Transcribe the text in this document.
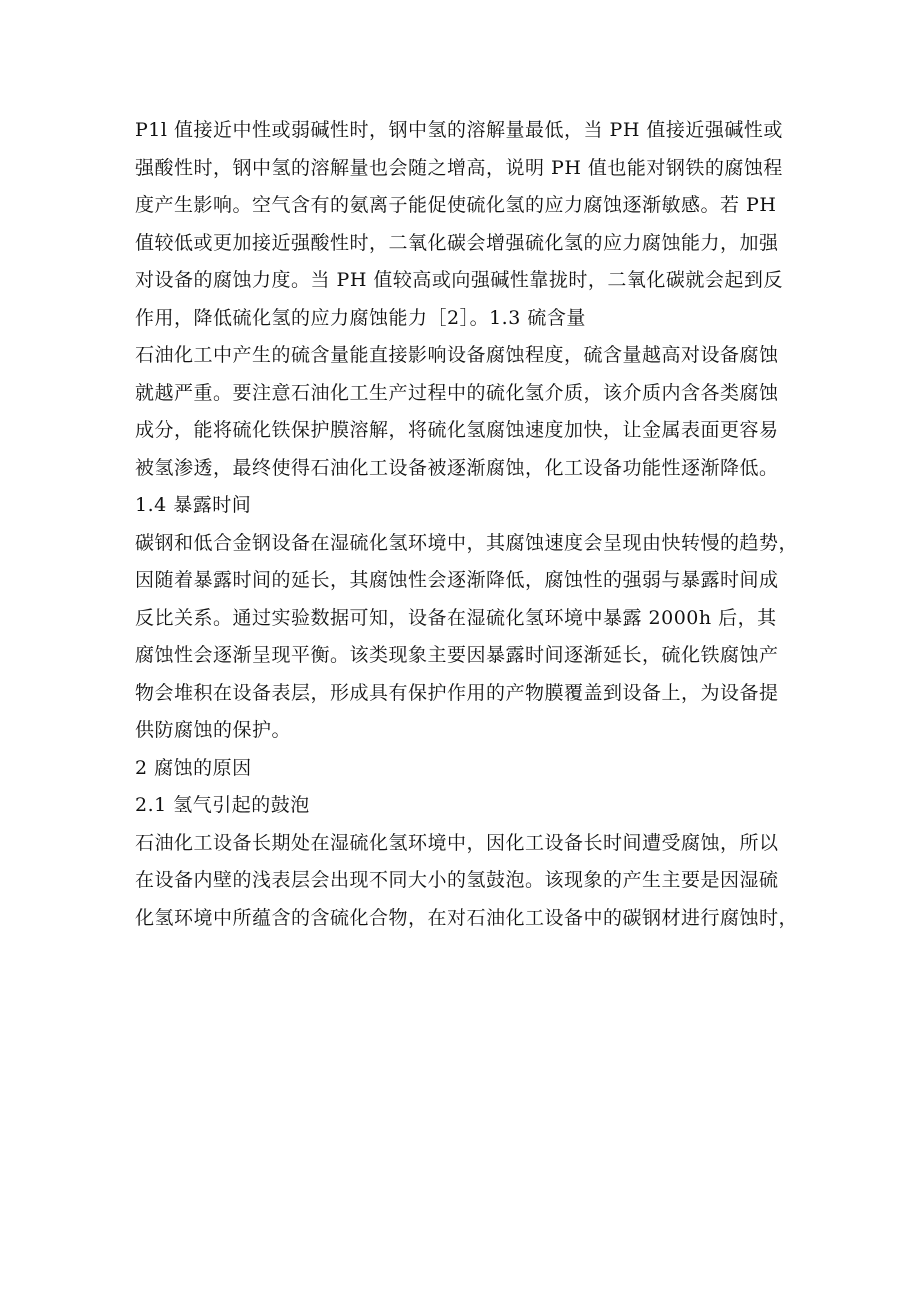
P1l 值接近中性或弱碱性时，钢中氢的溶解量最低，当 PH 值接近强碱性或
强酸性时，钢中氢的溶解量也会随之增高，说明 PH 值也能对钢铁的腐蚀程
度产生影响。空气含有的氨离子能促使硫化氢的应力腐蚀逐渐敏感。若 PH
值较低或更加接近强酸性时，二氧化碳会增强硫化氢的应力腐蚀能力，加强
对设备的腐蚀力度。当 PH 值较高或向强碱性靠拢时，二氧化碳就会起到反
作用，降低硫化氢的应力腐蚀能力［2］。1.3 硫含量
石油化工中产生的硫含量能直接影响设备腐蚀程度，硫含量越高对设备腐蚀
就越严重。要注意石油化工生产过程中的硫化氢介质，该介质内含各类腐蚀
成分，能将硫化铁保护膜溶解，将硫化氢腐蚀速度加快，让金属表面更容易
被氢渗透，最终使得石油化工设备被逐渐腐蚀，化工设备功能性逐渐降低。
1.4 暴露时间
碳钢和低合金钢设备在湿硫化氢环境中，其腐蚀速度会呈现由快转慢的趋势，
因随着暴露时间的延长，其腐蚀性会逐渐降低，腐蚀性的强弱与暴露时间成
反比关系。通过实验数据可知，设备在湿硫化氢环境中暴露 2000h 后，其
腐蚀性会逐渐呈现平衡。该类现象主要因暴露时间逐渐延长，硫化铁腐蚀产
物会堆积在设备表层，形成具有保护作用的产物膜覆盖到设备上，为设备提
供防腐蚀的保护。
2 腐蚀的原因
2.1 氢气引起的鼓泡
石油化工设备长期处在湿硫化氢环境中，因化工设备长时间遭受腐蚀，所以
在设备内壁的浅表层会出现不同大小的氢鼓泡。该现象的产生主要是因湿硫
化氢环境中所蕴含的含硫化合物，在对石油化工设备中的碳钢材进行腐蚀时，
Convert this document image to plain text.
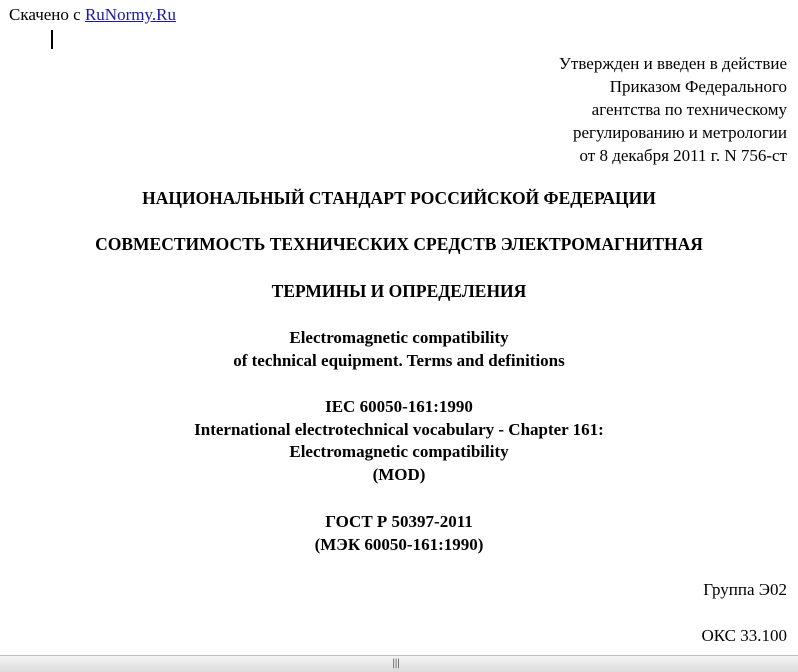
Скачено с RuNormy.Ru
Утвержден и введен в действие
Приказом Федерального
агентства по техническому
регулированию и метрологии
от 8 декабря 2011 г. N 756-ст
НАЦИОНАЛЬНЫЙ СТАНДАРТ РОССИЙСКОЙ ФЕДЕРАЦИИ
СОВМЕСТИМОСТЬ ТЕХНИЧЕСКИХ СРЕДСТВ ЭЛЕКТРОМАГНИТНАЯ
ТЕРМИНЫ И ОПРЕДЕЛЕНИЯ
Electromagnetic compatibility
of technical equipment. Terms and definitions
IEC 60050-161:1990
International electrotechnical vocabulary - Chapter 161:
Electromagnetic compatibility
(MOD)
ГОСТ Р 50397-2011
(МЭК 60050-161:1990)
Группа Э02
ОКС 33.100
|||
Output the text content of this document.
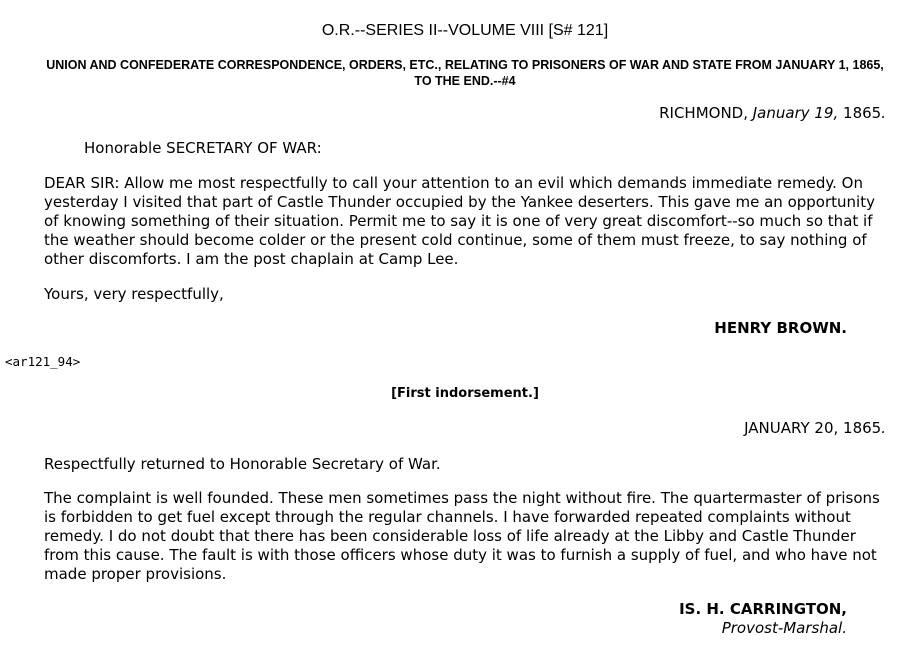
O.R.--SERIES II--VOLUME VIII [S# 121]
UNION AND CONFEDERATE CORRESPONDENCE, ORDERS, ETC., RELATING TO PRISONERS OF WAR AND STATE FROM JANUARY 1, 1865, TO THE END.--#4
RICHMOND, January 19, 1865.
Honorable SECRETARY OF WAR:
DEAR SIR: Allow me most respectfully to call your attention to an evil which demands immediate remedy. On yesterday I visited that part of Castle Thunder occupied by the Yankee deserters. This gave me an opportunity of knowing something of their situation. Permit me to say it is one of very great discomfort--so much so that if the weather should become colder or the present cold continue, some of them must freeze, to say nothing of other discomforts. I am the post chaplain at Camp Lee.
Yours, very respectfully,
HENRY BROWN.
<ar121_94>
[First indorsement.]
JANUARY 20, 1865.
Respectfully returned to Honorable Secretary of War.
The complaint is well founded. These men sometimes pass the night without fire. The quartermaster of prisons is forbidden to get fuel except through the regular channels. I have forwarded repeated complaints without remedy. I do not doubt that there has been considerable loss of life already at the Libby and Castle Thunder from this cause. The fault is with those officers whose duty it was to furnish a supply of fuel, and who have not made proper provisions.
IS. H. CARRINGTON,
Provost-Marshal.
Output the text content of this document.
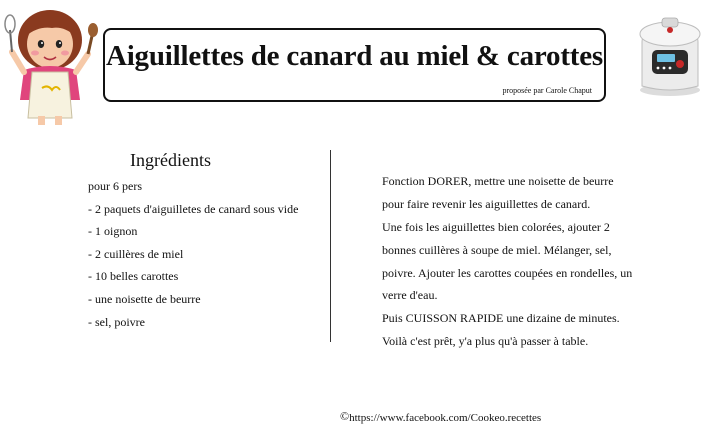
Aiguillettes de canard au miel & carottes
proposée par Carole Chaput
Ingrédients
pour 6 pers
- 2 paquets d'aiguilletes de canard sous vide
- 1 oignon
- 2 cuillères de miel
- 10 belles carottes
- une noisette de beurre
- sel, poivre
Fonction DORER, mettre une noisette de beurre
pour faire revenir les aiguillettes de canard.
Une fois les aiguillettes bien colorées, ajouter 2
bonnes cuillères à soupe de miel. Mélanger, sel,
poivre. Ajouter les carottes coupées en rondelles, un
verre d'eau.
Puis CUISSON RAPIDE une dizaine de minutes.
Voilà c'est prêt, y'a plus qu'à passer à table.
©https://www.facebook.com/Cookeo.recettes
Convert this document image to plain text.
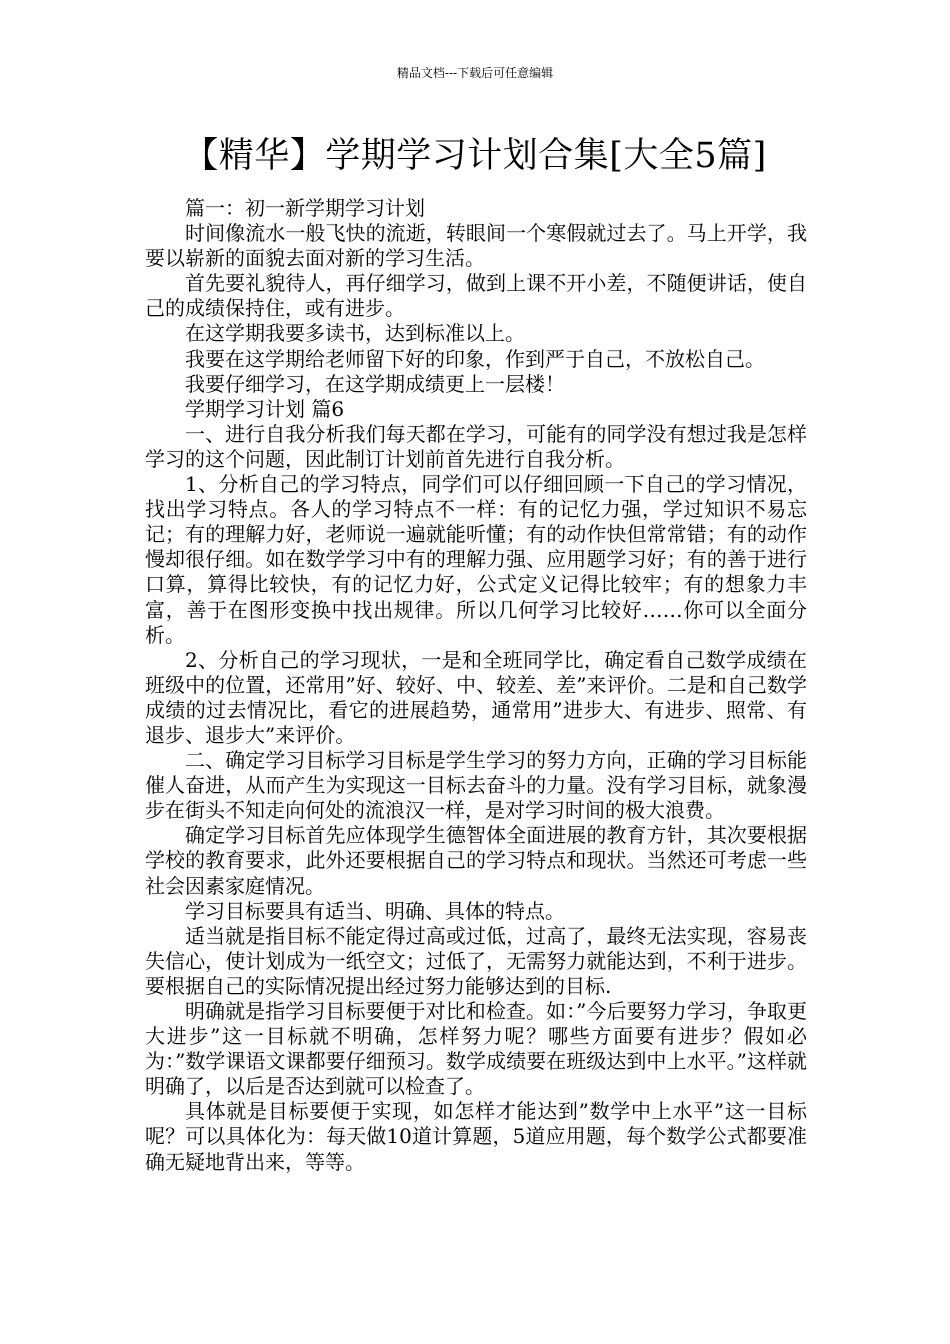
精品文档---下载后可任意编辑
【精华】学期学习计划合集[大全5篇]

篇一：初一新学期学习计划

时间像流水一般飞快的流逝，转眼间一个寒假就过去了。马上开学，我要以崭新的面貌去面对新的学习生活。

首先要礼貌待人，再仔细学习，做到上课不开小差，不随便讲话，使自己的成绩保持住，或有进步。

在这学期我要多读书，达到标准以上。

我要在这学期给老师留下好的印象，作到严于自己，不放松自己。

我要仔细学习，在这学期成绩更上一层楼！

学期学习计划 篇6

一、进行自我分析我们每天都在学习，可能有的同学没有想过我是怎样学习的这个问题，因此制订计划前首先进行自我分析。

1、分析自己的学习特点，同学们可以仔细回顾一下自己的学习情况，找出学习特点。各人的学习特点不一样：有的记忆力强，学过知识不易忘记；有的理解力好，老师说一遍就能听懂；有的动作快但常常错；有的动作慢却很仔细。如在数学学习中有的理解力强、应用题学习好；有的善于进行口算，算得比较快，有的记忆力好，公式定义记得比较牢；有的想象力丰富，善于在图形变换中找出规律。所以几何学习比较好……你可以全面分析。

2、分析自己的学习现状，一是和全班同学比，确定看自己数学成绩在班级中的位置，还常用”好、较好、中、较差、差”来评价。二是和自己数学成绩的过去情况比，看它的进展趋势，通常用”进步大、有进步、照常、有退步、退步大”来评价。

二、确定学习目标学习目标是学生学习的努力方向，正确的学习目标能催人奋进，从而产生为实现这一目标去奋斗的力量。没有学习目标，就象漫步在街头不知走向何处的流浪汉一样，是对学习时间的极大浪费。

确定学习目标首先应体现学生德智体全面进展的教育方针，其次要根据学校的教育要求，此外还要根据自己的学习特点和现状。当然还可考虑一些社会因素家庭情况。

学习目标要具有适当、明确、具体的特点。

适当就是指目标不能定得过高或过低，过高了，最终无法实现，容易丧失信心，使计划成为一纸空文；过低了，无需努力就能达到，不利于进步。要根据自己的实际情况提出经过努力能够达到的目标.

明确就是指学习目标要便于对比和检查。如：”今后要努力学习，争取更大进步”这一目标就不明确，怎样努力呢？哪些方面要有进步？假如必为：”数学课语文课都要仔细预习。数学成绩要在班级达到中上水平。”这样就明确了，以后是否达到就可以检查了。

具体就是目标要便于实现，如怎样才能达到”数学中上水平”这一目标呢？可以具体化为：每天做10道计算题，5道应用题，每个数学公式都要准确无疑地背出来，等等。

★ ★ ★ ★ ★ ★ ★

> EXERCISE REQUIREMENTS: Set down the lines of the records above exactly, apart from the pictures.

> RESPONSE FOR THIS EXERCISE:
Transcribe the text in this document.
P1l 值接近中性或弱碱性时，钢中氢的溶解量最低，当 PH 值接近强碱性或
强酸性时，钢中氢的溶解量也会随之增高，说明 PH 值也能对钢铁的腐蚀程
度产生影响。空气含有的氨离子能促使硫化氢的应力腐蚀逐渐敏感。若 PH
值较低或更加接近强酸性时，二氧化碳会增强硫化氢的应力腐蚀能力，加强
对设备的腐蚀力度。当 PH 值较高或向强碱性靠拢时，二氧化碳就会起到反
作用，降低硫化氢的应力腐蚀能力［2］。1.3 硫含量
石油化工中产生的硫含量能直接影响设备腐蚀程度，硫含量越高对设备腐蚀
就越严重。要注意石油化工生产过程中的硫化氢介质，该介质内含各类腐蚀
成分，能将硫化铁保护膜溶解，将硫化氢腐蚀速度加快，让金属表面更容易
被氢渗透，最终使得石油化工设备被逐渐腐蚀，化工设备功能性逐渐降低。
1.4 暴露时间
碳钢和低合金钢设备在湿硫化氢环境中，其腐蚀速度会呈现由快转慢的趋势，
因随着暴露时间的延长，其腐蚀性会逐渐降低，腐蚀性的强弱与暴露时间成
反比关系。通过实验数据可知，设备在湿硫化氢环境中暴露 2000h 后，其
腐蚀性会逐渐呈现平衡。该类现象主要因暴露时间逐渐延长，硫化铁腐蚀产
物会堆积在设备表层，形成具有保护作用的产物膜覆盖到设备上，为设备提
供防腐蚀的保护。
2 腐蚀的原因
2.1 氢气引起的鼓泡
石油化工设备长期处在湿硫化氢环境中，因化工设备长时间遭受腐蚀，所以
在设备内壁的浅表层会出现不同大小的氢鼓泡。该现象的产生主要是因湿硫
化氢环境中所蕴含的含硫化合物，在对石油化工设备中的碳钢材进行腐蚀时，
Convert this document image to plain text.
Скачено с RuNormy.Ru
Утвержден и введен в действие
Приказом Федерального
агентства по техническому
регулированию и метрологии
от 8 декабря 2011 г. N 756-ст
НАЦИОНАЛЬНЫЙ СТАНДАРТ РОССИЙСКОЙ ФЕДЕРАЦИИ
СОВМЕСТИМОСТЬ ТЕХНИЧЕСКИХ СРЕДСТВ ЭЛЕКТРОМАГНИТНАЯ
ТЕРМИНЫ И ОПРЕДЕЛЕНИЯ
Electromagnetic compatibility
of technical equipment. Terms and definitions
IEC 60050-161:1990
International electrotechnical vocabulary - Chapter 161:
Electromagnetic compatibility
(MOD)
ГОСТ Р 50397-2011
(МЭК 60050-161:1990)
Группа Э02
ОКС 33.100
|||
Output the text content of this document.
O.R.--SERIES II--VOLUME VIII [S# 121]
UNION AND CONFEDERATE CORRESPONDENCE, ORDERS, ETC., RELATING TO PRISONERS OF WAR AND STATE FROM JANUARY 1, 1865, TO THE END.--#4
RICHMOND, January 19, 1865.
Honorable SECRETARY OF WAR:
DEAR SIR: Allow me most respectfully to call your attention to an evil which demands immediate remedy. On yesterday I visited that part of Castle Thunder occupied by the Yankee deserters. This gave me an opportunity of knowing something of their situation. Permit me to say it is one of very great discomfort--so much so that if the weather should become colder or the present cold continue, some of them must freeze, to say nothing of other discomforts. I am the post chaplain at Camp Lee.
Yours, very respectfully,
HENRY BROWN.
<ar121_94>
[First indorsement.]
JANUARY 20, 1865.
Respectfully returned to Honorable Secretary of War.
The complaint is well founded. These men sometimes pass the night without fire. The quartermaster of prisons is forbidden to get fuel except through the regular channels. I have forwarded repeated complaints without remedy. I do not doubt that there has been considerable loss of life already at the Libby and Castle Thunder from this cause. The fault is with those officers whose duty it was to furnish a supply of fuel, and who have not made proper provisions.
IS. H. CARRINGTON,
Provost-Marshal.
Output the text content of this document.
Aiguillettes de canard au miel & carottes
proposée par Carole Chaput
Ingrédients
pour 6 pers
- 2 paquets d'aiguilletes de canard sous vide
- 1 oignon
- 2 cuillères de miel
- 10 belles carottes
- une noisette de beurre
- sel, poivre
Fonction DORER, mettre une noisette de beurre
pour faire revenir les aiguillettes de canard.
Une fois les aiguillettes bien colorées, ajouter 2
bonnes cuillères à soupe de miel. Mélanger, sel,
poivre. Ajouter les carottes coupées en rondelles, un
verre d'eau.
Puis CUISSON RAPIDE une dizaine de minutes.
Voilà c'est prêt, y'a plus qu'à passer à table.
©https://www.facebook.com/Cookeo.recettes
Convert this document image to plain text.
精品文档---下载后可任意编辑
【精华】学期学习计划合集[大全5篇]

篇一：初一新学期学习计划

时间像流水一般飞快的流逝，转眼间一个寒假就过去了。马上开学，我要以崭新的面貌去面对新的学习生活。

首先要礼貌待人，再仔细学习，做到上课不开小差，不随便讲话，使自己的成绩保持住，或有进步。

在这学期我要多读书，达到标准以上。

我要在这学期给老师留下好的印象，作到严于自己，不放松自己。

我要仔细学习，在这学期成绩更上一层楼！

学期学习计划 篇6

一、进行自我分析我们每天都在学习，可能有的同学没有想过我是怎样学习的这个问题，因此制订计划前首先进行自我分析。

1、分析自己的学习特点，同学们可以仔细回顾一下自己的学习情况，找出学习特点。各人的学习特点不一样：有的记忆力强，学过知识不易忘记；有的理解力好，老师说一遍就能听懂；有的动作快但常常错；有的动作慢却很仔细。如在数学学习中有的理解力强、应用题学习好；有的善于进行口算，算得比较快，有的记忆力好，公式定义记得比较牢；有的想象力丰富，善于在图形变换中找出规律。所以几何学习比较好……你可以全面分析。

2、分析自己的学习现状，一是和全班同学比，确定看自己数学成绩在班级中的位置，还常用”好、较好、中、较差、差”来评价。二是和自己数学成绩的过去情况比，看它的进展趋势，通常用”进步大、有进步、照常、有退步、退步大”来评价。

二、确定学习目标学习目标是学生学习的努力方向，正确的学习目标能催人奋进，从而产生为实现这一目标去奋斗的力量。没有学习目标，就象漫步在街头不知走向何处的流浪汉一样，是对学习时间的极大浪费。

确定学习目标首先应体现学生德智体全面进展的教育方针，其次要根据学校的教育要求，此外还要根据自己的学习特点和现状。当然还可考虑一些社会因素家庭情况。

学习目标要具有适当、明确、具体的特点。

适当就是指目标不能定得过高或过低，过高了，最终无法实现，容易丧失信心，使计划成为一纸空文；过低了，无需努力就能达到，不利于进步。要根据自己的实际情况提出经过努力能够达到的目标.

明确就是指学习目标要便于对比和检查。如：”今后要努力学习，争取更大进步”这一目标就不明确，怎样努力呢？哪些方面要有进步？假如必为：”数学课语文课都要仔细预习。数学成绩要在班级达到中上水平。”这样就明确了，以后是否达到就可以检查了。

具体就是目标要便于实现，如怎样才能达到”数学中上水平”这一目标呢？可以具体化为：每天做10道计算题，5道应用题，每个数学公式都要准确无疑地背出来，等等。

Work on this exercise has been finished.